WHAT IS REQUIRED —
Output all of the records exactly as written.

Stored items
==================================================

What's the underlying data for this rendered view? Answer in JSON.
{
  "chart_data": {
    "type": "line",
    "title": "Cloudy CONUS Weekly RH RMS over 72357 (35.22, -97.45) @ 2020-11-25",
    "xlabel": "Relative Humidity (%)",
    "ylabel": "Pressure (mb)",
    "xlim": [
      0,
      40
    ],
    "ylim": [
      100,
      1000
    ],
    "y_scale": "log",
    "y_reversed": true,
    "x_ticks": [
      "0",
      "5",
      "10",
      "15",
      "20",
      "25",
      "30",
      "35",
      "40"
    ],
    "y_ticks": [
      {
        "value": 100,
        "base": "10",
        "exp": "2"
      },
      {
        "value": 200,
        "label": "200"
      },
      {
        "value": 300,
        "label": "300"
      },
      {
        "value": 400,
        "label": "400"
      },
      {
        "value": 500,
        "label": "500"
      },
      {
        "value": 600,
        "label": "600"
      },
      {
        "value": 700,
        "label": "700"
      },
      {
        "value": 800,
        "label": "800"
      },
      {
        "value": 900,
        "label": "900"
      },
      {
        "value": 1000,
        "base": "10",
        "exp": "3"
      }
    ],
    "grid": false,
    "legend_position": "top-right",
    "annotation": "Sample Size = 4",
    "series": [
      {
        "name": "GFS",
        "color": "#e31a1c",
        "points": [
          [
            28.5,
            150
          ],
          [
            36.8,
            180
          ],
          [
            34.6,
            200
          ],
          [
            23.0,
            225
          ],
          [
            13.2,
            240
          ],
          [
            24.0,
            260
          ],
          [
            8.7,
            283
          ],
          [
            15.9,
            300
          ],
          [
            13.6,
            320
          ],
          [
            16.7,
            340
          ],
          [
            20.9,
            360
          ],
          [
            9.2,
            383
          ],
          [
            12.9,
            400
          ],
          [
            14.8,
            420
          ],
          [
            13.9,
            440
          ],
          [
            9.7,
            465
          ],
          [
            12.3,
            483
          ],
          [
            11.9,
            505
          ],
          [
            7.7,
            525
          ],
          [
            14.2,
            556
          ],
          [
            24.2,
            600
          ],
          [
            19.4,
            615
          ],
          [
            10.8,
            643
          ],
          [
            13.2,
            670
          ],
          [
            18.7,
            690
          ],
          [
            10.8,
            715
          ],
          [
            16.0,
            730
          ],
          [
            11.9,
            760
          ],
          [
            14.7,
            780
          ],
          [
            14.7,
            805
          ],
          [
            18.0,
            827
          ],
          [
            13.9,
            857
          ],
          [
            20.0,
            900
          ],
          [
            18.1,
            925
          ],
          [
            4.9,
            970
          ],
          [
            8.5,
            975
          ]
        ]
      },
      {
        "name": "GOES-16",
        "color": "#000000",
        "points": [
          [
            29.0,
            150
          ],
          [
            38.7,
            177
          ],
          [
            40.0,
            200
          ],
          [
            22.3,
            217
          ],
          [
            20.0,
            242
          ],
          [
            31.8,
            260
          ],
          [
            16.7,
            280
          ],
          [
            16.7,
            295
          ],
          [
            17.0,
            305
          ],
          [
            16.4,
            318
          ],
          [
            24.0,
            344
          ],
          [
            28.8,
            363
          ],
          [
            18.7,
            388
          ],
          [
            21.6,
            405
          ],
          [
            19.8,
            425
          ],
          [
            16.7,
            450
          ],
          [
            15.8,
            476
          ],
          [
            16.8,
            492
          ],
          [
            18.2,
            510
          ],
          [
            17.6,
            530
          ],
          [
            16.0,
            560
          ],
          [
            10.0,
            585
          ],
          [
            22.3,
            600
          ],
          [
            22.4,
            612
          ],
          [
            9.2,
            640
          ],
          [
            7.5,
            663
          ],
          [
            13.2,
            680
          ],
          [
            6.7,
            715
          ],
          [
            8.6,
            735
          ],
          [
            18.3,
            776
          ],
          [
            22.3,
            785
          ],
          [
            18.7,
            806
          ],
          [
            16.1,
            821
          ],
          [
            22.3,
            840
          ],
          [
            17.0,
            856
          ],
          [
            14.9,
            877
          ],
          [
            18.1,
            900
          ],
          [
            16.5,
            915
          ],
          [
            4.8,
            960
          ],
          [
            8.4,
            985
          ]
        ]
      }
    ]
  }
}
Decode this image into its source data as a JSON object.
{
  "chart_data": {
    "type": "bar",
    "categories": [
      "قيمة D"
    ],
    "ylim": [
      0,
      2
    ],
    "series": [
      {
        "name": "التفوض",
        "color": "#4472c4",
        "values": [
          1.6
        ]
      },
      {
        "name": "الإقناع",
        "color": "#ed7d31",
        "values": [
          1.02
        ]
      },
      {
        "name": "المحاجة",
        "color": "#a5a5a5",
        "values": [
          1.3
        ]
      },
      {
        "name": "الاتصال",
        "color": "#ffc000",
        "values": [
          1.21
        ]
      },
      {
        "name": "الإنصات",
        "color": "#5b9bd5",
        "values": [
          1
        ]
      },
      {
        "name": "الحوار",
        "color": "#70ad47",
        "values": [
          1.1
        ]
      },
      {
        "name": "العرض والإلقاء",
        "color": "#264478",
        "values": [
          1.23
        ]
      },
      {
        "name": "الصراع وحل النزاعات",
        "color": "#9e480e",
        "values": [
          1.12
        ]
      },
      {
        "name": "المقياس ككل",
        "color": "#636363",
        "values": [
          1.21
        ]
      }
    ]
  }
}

==================================================

FULL OUTPUT —
What's the underlying data for this rendered view? Answer in JSON.
{
  "chart_data": {
    "type": "line",
    "title": "Cloudy CONUS Weekly RH RMS over 72357 (35.22, -97.45) @ 2020-11-25",
    "xlabel": "Relative Humidity (%)",
    "ylabel": "Pressure (mb)",
    "xlim": [
      0,
      40
    ],
    "ylim": [
      100,
      1000
    ],
    "y_scale": "log",
    "y_reversed": true,
    "x_ticks": [
      "0",
      "5",
      "10",
      "15",
      "20",
      "25",
      "30",
      "35",
      "40"
    ],
    "y_ticks": [
      {
        "value": 100,
        "base": "10",
        "exp": "2"
      },
      {
        "value": 200,
        "label": "200"
      },
      {
        "value": 300,
        "label": "300"
      },
      {
        "value": 400,
        "label": "400"
      },
      {
        "value": 500,
        "label": "500"
      },
      {
        "value": 600,
        "label": "600"
      },
      {
        "value": 700,
        "label": "700"
      },
      {
        "value": 800,
        "label": "800"
      },
      {
        "value": 900,
        "label": "900"
      },
      {
        "value": 1000,
        "base": "10",
        "exp": "3"
      }
    ],
    "grid": false,
    "legend_position": "top-right",
    "annotation": "Sample Size = 4",
    "series": [
      {
        "name": "GFS",
        "color": "#e31a1c",
        "points": [
          [
            28.5,
            150
          ],
          [
            36.8,
            180
          ],
          [
            34.6,
            200
          ],
          [
            23.0,
            225
          ],
          [
            13.2,
            240
          ],
          [
            24.0,
            260
          ],
          [
            8.7,
            283
          ],
          [
            15.9,
            300
          ],
          [
            13.6,
            320
          ],
          [
            16.7,
            340
          ],
          [
            20.9,
            360
          ],
          [
            9.2,
            383
          ],
          [
            12.9,
            400
          ],
          [
            14.8,
            420
          ],
          [
            13.9,
            440
          ],
          [
            9.7,
            465
          ],
          [
            12.3,
            483
          ],
          [
            11.9,
            505
          ],
          [
            7.7,
            525
          ],
          [
            14.2,
            556
          ],
          [
            24.2,
            600
          ],
          [
            19.4,
            615
          ],
          [
            10.8,
            643
          ],
          [
            13.2,
            670
          ],
          [
            18.7,
            690
          ],
          [
            10.8,
            715
          ],
          [
            16.0,
            730
          ],
          [
            11.9,
            760
          ],
          [
            14.7,
            780
          ],
          [
            14.7,
            805
          ],
          [
            18.0,
            827
          ],
          [
            13.9,
            857
          ],
          [
            20.0,
            900
          ],
          [
            18.1,
            925
          ],
          [
            4.9,
            970
          ],
          [
            8.5,
            975
          ]
        ]
      },
      {
        "name": "GOES-16",
        "color": "#000000",
        "points": [
          [
            29.0,
            150
          ],
          [
            38.7,
            177
          ],
          [
            40.0,
            200
          ],
          [
            22.3,
            217
          ],
          [
            20.0,
            242
          ],
          [
            31.8,
            260
          ],
          [
            16.7,
            280
          ],
          [
            16.7,
            295
          ],
          [
            17.0,
            305
          ],
          [
            16.4,
            318
          ],
          [
            24.0,
            344
          ],
          [
            28.8,
            363
          ],
          [
            18.7,
            388
          ],
          [
            21.6,
            405
          ],
          [
            19.8,
            425
          ],
          [
            16.7,
            450
          ],
          [
            15.8,
            476
          ],
          [
            16.8,
            492
          ],
          [
            18.2,
            510
          ],
          [
            17.6,
            530
          ],
          [
            16.0,
            560
          ],
          [
            10.0,
            585
          ],
          [
            22.3,
            600
          ],
          [
            22.4,
            612
          ],
          [
            9.2,
            640
          ],
          [
            7.5,
            663
          ],
          [
            13.2,
            680
          ],
          [
            6.7,
            715
          ],
          [
            8.6,
            735
          ],
          [
            18.3,
            776
          ],
          [
            22.3,
            785
          ],
          [
            18.7,
            806
          ],
          [
            16.1,
            821
          ],
          [
            22.3,
            840
          ],
          [
            17.0,
            856
          ],
          [
            14.9,
            877
          ],
          [
            18.1,
            900
          ],
          [
            16.5,
            915
          ],
          [
            4.8,
            960
          ],
          [
            8.4,
            985
          ]
        ]
      }
    ]
  }
}
Decode this image into its source data as a JSON object.
{
  "chart_data": {
    "type": "bar",
    "categories": [
      "قيمة D"
    ],
    "ylim": [
      0,
      2
    ],
    "series": [
      {
        "name": "التفوض",
        "color": "#4472c4",
        "values": [
          1.6
        ]
      },
      {
        "name": "الإقناع",
        "color": "#ed7d31",
        "values": [
          1.02
        ]
      },
      {
        "name": "المحاجة",
        "color": "#a5a5a5",
        "values": [
          1.3
        ]
      },
      {
        "name": "الاتصال",
        "color": "#ffc000",
        "values": [
          1.21
        ]
      },
      {
        "name": "الإنصات",
        "color": "#5b9bd5",
        "values": [
          1
        ]
      },
      {
        "name": "الحوار",
        "color": "#70ad47",
        "values": [
          1.1
        ]
      },
      {
        "name": "العرض والإلقاء",
        "color": "#264478",
        "values": [
          1.23
        ]
      },
      {
        "name": "الصراع وحل النزاعات",
        "color": "#9e480e",
        "values": [
          1.12
        ]
      },
      {
        "name": "المقياس ككل",
        "color": "#636363",
        "values": [
          1.21
        ]
      }
    ]
  }
}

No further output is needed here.